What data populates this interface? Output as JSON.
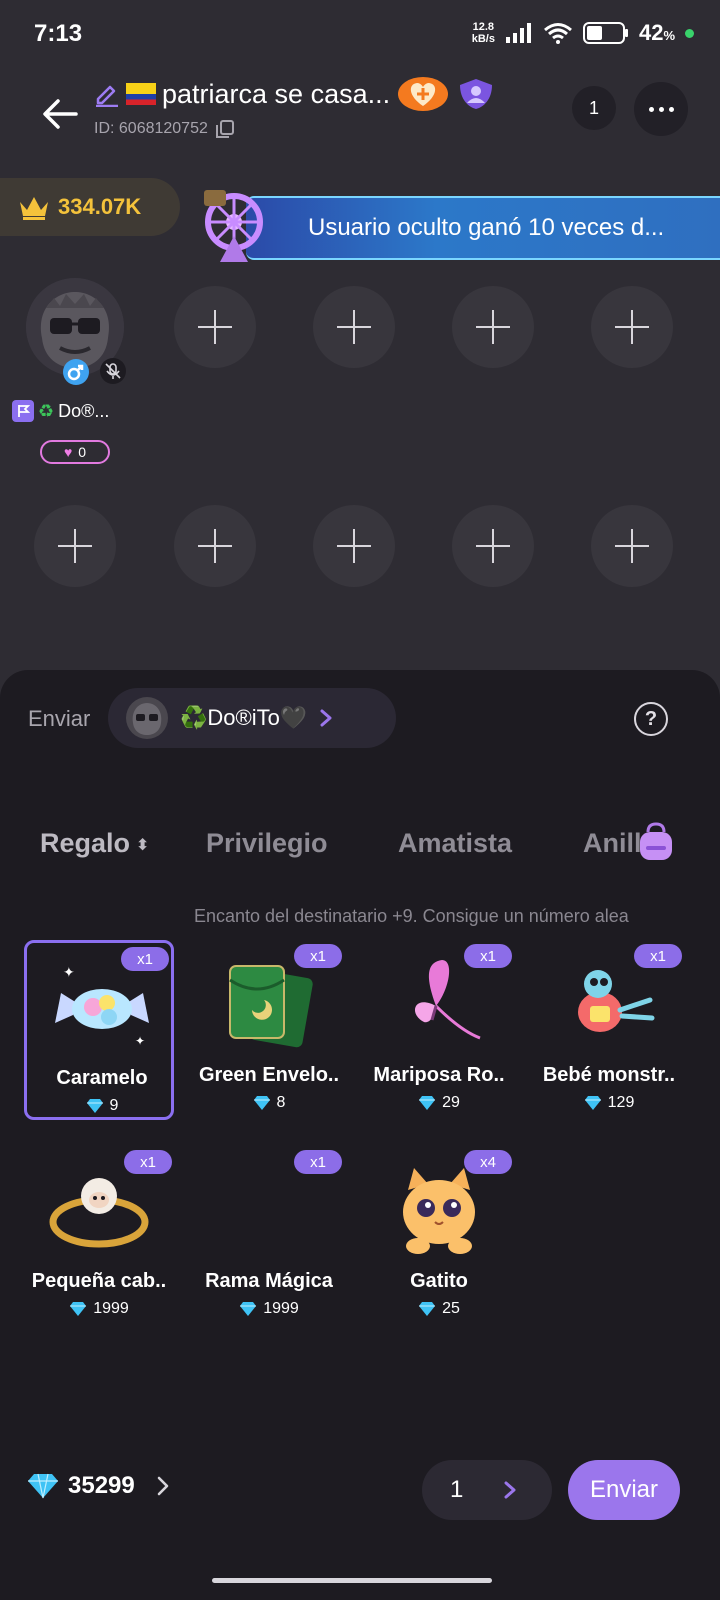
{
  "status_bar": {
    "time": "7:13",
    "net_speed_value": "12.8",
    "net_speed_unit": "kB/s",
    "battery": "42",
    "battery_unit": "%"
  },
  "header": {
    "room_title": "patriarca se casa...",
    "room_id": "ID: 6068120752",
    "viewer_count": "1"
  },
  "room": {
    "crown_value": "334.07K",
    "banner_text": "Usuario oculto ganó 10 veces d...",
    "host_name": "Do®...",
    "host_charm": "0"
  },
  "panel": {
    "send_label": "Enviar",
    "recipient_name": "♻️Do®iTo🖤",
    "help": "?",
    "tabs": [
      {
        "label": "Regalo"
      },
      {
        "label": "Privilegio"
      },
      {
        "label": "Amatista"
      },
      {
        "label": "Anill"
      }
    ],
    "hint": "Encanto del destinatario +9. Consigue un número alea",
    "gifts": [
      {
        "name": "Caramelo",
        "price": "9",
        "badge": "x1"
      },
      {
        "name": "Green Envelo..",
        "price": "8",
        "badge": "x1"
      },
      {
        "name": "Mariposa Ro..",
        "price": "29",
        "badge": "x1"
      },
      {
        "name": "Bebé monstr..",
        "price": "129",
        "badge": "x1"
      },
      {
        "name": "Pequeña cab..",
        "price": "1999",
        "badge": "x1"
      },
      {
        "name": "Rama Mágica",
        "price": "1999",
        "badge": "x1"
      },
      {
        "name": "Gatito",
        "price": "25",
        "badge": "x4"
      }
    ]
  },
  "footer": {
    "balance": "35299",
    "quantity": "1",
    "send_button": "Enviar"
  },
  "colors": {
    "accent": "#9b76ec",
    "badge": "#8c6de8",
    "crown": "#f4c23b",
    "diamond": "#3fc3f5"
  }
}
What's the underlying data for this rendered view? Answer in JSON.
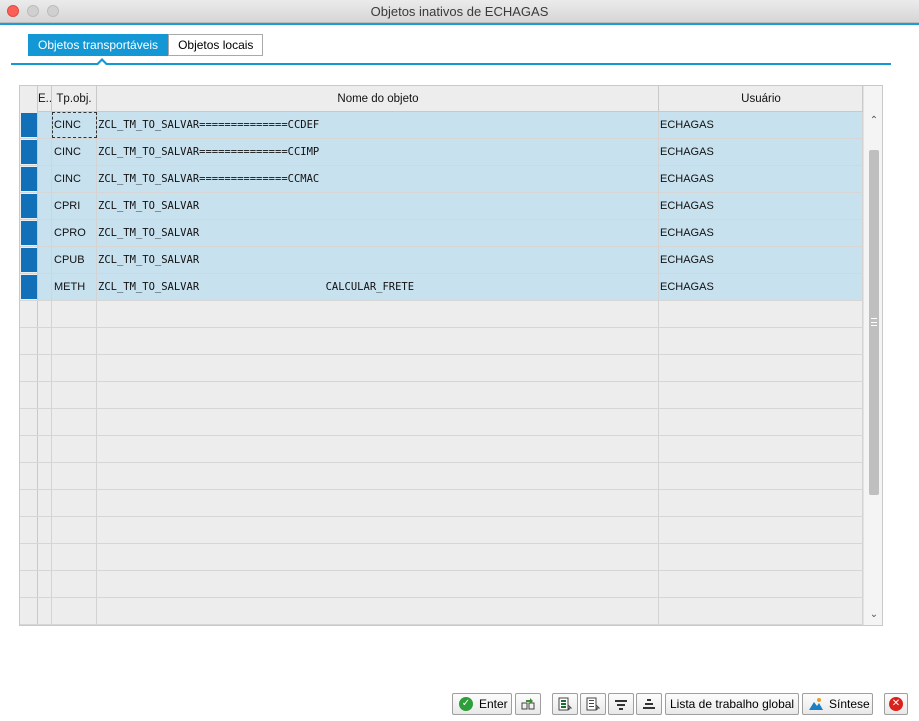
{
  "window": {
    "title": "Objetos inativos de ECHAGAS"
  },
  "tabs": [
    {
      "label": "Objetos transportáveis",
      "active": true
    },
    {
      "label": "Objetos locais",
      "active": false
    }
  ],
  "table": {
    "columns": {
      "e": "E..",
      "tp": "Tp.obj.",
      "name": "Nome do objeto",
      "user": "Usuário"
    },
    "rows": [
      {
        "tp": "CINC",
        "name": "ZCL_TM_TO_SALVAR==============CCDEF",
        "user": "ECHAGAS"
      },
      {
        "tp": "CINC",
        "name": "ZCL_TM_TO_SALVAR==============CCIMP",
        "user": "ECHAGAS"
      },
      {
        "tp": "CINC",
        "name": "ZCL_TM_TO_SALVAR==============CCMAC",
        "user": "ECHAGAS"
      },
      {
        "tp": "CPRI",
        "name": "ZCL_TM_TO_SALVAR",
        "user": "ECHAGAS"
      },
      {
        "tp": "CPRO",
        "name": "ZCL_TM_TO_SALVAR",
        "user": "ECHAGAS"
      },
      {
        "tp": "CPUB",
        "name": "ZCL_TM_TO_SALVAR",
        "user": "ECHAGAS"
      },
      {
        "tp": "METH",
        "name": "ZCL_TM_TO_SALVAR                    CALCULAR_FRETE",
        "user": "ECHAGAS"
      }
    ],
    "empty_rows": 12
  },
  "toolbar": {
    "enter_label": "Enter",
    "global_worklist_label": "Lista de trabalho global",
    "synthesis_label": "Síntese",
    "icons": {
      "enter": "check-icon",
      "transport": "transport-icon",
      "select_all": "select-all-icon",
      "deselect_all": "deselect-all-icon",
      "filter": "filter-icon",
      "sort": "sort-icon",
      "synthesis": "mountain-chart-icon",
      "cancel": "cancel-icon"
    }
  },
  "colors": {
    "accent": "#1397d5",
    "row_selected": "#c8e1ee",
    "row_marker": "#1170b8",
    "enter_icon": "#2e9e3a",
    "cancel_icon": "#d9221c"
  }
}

══════

Problem to work on
Look through the material and copy each line that has "JSON".

Exercise solution
What data populates this interface? Output as JSON.
What's the underlying data for this rendered view? Answer in JSON.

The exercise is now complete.